REQUIRED WORK
Identify, in the records below, every line where the string "возможна" appears, and copy each such line.

INPUT ROWS
···

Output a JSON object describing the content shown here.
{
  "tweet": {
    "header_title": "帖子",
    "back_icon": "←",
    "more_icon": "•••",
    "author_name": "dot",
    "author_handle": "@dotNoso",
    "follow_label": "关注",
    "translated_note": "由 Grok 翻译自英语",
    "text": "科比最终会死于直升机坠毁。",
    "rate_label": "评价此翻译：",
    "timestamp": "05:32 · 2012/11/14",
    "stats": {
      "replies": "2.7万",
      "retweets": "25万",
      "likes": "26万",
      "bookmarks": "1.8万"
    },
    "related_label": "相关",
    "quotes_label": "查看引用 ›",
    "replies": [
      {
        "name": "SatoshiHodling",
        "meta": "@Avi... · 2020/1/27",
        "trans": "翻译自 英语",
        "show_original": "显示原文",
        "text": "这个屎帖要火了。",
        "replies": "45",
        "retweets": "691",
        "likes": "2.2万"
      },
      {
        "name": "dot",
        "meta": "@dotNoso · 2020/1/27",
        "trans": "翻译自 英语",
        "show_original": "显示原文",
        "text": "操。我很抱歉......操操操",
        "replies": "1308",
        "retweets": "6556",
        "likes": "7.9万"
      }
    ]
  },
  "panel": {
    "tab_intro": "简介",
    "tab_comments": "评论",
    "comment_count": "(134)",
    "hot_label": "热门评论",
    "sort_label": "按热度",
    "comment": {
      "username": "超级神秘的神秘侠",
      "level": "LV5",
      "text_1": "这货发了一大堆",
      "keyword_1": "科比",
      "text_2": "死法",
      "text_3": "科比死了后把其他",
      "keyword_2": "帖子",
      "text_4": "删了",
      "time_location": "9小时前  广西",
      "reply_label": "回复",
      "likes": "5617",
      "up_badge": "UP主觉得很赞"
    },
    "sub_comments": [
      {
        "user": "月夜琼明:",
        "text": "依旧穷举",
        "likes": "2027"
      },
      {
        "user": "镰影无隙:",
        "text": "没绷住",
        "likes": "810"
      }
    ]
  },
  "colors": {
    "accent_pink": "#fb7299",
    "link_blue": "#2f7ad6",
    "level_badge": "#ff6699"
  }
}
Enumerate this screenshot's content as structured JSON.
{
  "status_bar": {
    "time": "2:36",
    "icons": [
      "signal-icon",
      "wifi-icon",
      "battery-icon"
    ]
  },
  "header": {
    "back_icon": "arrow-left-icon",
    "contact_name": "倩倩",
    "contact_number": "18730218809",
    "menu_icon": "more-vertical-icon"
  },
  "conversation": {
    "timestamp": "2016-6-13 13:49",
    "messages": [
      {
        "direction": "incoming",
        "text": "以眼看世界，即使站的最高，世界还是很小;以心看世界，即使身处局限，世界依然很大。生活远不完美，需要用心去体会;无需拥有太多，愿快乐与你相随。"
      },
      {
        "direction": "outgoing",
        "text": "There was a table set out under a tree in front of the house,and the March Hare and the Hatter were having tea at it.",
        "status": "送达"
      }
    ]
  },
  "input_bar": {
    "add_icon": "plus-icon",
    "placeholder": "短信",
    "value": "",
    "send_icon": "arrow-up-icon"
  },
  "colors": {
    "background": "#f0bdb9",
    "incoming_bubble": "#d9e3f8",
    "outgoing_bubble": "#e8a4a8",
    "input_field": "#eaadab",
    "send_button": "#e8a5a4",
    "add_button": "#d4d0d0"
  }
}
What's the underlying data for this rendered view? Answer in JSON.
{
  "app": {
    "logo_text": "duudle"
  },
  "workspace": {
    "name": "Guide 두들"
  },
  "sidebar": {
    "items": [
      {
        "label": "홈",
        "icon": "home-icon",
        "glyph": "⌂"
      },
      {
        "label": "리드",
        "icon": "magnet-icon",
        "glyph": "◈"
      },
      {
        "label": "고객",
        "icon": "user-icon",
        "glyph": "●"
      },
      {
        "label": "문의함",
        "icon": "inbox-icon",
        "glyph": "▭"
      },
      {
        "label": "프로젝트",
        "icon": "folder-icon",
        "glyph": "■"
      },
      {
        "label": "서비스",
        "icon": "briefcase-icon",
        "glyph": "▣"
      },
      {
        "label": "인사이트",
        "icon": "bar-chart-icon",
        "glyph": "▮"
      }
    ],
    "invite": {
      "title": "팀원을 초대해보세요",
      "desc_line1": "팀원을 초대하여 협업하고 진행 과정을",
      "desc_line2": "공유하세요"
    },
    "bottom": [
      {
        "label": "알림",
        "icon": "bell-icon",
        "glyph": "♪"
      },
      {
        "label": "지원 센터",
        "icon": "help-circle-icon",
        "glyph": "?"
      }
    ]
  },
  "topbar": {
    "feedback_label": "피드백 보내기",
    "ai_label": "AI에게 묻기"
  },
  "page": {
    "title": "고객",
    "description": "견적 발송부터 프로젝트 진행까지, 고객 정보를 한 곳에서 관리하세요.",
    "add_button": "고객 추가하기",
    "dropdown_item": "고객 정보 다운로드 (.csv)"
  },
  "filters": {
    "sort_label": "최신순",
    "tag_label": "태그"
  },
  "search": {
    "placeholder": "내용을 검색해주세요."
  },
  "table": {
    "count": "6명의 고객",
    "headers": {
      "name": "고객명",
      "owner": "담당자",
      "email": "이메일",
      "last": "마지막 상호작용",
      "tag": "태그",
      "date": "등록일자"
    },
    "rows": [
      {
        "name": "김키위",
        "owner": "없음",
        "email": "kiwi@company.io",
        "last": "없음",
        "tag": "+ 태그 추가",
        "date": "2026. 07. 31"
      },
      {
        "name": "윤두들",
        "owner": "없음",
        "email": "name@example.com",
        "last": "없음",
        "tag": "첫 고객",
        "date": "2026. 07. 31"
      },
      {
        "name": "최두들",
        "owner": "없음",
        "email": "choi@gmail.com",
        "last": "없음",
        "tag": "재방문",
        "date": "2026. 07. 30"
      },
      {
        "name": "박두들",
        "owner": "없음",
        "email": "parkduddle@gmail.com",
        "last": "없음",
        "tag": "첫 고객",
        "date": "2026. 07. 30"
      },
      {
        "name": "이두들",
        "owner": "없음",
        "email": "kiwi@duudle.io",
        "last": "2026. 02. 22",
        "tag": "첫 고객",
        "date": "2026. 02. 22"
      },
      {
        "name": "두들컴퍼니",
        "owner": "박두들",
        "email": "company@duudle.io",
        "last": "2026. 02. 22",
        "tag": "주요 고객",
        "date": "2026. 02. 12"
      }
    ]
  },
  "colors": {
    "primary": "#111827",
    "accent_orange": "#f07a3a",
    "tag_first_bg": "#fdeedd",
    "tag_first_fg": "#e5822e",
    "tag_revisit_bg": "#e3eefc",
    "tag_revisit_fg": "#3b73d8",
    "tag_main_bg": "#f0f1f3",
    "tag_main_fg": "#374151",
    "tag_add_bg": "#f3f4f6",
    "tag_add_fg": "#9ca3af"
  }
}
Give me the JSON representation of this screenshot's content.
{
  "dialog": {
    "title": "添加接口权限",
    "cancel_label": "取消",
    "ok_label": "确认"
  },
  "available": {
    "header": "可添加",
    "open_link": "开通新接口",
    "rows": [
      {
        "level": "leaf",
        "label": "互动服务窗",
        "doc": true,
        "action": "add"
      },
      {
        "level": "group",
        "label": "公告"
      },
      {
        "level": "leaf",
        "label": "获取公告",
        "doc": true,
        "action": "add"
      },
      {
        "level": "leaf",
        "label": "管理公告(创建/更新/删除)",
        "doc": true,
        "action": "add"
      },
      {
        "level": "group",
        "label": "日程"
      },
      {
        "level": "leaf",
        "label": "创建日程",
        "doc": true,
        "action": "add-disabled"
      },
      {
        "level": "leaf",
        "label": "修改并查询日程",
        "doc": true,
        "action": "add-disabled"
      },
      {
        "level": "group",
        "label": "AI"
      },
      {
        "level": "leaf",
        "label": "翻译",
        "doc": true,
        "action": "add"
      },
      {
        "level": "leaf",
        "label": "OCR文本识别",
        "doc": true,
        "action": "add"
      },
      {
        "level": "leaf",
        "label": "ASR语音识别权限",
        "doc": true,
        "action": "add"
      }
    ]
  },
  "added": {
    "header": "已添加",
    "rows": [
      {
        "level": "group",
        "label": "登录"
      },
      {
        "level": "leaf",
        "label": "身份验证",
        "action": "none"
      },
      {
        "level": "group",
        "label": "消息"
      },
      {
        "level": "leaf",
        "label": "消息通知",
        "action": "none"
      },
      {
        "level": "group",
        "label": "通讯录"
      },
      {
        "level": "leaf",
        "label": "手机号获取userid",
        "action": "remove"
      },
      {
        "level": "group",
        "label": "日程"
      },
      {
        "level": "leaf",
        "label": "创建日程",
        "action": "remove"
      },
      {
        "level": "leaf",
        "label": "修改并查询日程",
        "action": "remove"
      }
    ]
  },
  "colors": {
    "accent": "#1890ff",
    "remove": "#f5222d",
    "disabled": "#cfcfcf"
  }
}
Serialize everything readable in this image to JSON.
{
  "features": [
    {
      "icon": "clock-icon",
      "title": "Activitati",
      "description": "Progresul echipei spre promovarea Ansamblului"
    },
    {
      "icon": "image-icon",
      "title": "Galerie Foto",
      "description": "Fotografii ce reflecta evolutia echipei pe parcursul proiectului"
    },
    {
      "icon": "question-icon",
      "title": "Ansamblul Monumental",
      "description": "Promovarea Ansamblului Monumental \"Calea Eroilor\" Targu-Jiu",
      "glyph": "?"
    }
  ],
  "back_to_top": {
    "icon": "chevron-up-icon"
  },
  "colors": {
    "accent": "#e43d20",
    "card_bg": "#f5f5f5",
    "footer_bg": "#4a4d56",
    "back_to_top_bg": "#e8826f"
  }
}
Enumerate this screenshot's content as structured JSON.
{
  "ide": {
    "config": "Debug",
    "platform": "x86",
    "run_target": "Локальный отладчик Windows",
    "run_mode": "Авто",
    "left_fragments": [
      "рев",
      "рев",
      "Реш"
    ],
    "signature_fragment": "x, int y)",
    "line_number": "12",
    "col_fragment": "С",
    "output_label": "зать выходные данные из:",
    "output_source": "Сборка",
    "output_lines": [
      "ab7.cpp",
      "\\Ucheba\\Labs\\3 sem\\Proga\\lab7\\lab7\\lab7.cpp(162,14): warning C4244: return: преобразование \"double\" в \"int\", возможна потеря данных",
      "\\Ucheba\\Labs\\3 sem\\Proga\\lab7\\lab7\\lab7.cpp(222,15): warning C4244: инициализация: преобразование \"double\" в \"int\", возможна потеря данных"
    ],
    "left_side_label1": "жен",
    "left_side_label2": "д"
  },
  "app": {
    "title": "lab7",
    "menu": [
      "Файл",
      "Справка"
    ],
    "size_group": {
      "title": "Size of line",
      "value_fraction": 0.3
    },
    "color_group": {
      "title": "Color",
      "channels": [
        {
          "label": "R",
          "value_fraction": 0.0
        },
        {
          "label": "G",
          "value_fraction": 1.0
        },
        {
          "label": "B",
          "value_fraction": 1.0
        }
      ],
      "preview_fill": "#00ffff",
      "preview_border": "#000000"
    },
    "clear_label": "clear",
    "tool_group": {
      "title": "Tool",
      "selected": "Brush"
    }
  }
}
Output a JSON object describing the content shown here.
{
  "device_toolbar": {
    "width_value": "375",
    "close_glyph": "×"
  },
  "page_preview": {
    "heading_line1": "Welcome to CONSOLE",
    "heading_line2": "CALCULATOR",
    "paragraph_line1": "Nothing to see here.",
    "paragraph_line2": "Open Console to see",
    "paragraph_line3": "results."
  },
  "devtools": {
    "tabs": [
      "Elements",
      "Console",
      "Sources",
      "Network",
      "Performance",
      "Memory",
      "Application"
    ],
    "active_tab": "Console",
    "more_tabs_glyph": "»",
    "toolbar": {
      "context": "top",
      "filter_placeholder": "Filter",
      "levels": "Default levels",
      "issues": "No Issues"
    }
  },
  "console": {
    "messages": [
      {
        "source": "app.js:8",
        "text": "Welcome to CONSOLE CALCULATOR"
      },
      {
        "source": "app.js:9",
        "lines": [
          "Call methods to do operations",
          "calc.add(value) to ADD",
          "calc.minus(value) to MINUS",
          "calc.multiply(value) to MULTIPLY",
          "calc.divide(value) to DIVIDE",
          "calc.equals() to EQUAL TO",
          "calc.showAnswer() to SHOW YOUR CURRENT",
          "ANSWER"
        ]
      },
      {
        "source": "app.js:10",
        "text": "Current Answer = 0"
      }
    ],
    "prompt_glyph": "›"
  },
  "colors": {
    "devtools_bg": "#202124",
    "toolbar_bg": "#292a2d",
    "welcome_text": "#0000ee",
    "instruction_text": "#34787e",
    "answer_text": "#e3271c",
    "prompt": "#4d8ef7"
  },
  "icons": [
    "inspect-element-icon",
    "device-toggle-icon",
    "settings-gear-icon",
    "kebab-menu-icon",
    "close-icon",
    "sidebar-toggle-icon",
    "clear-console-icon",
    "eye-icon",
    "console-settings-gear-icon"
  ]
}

···

ANSWER TO THIS TASK
      "\\Ucheba\\Labs\\3 sem\\Proga\\lab7\\lab7\\lab7.cpp(162,14): warning C4244: return: преобразование \"double\" в \"int\", возможна потеря данных",
      "\\Ucheba\\Labs\\3 sem\\Proga\\lab7\\lab7\\lab7.cpp(222,15): warning C4244: инициализация: преобразование \"double\" в \"int\", возможна потеря данных"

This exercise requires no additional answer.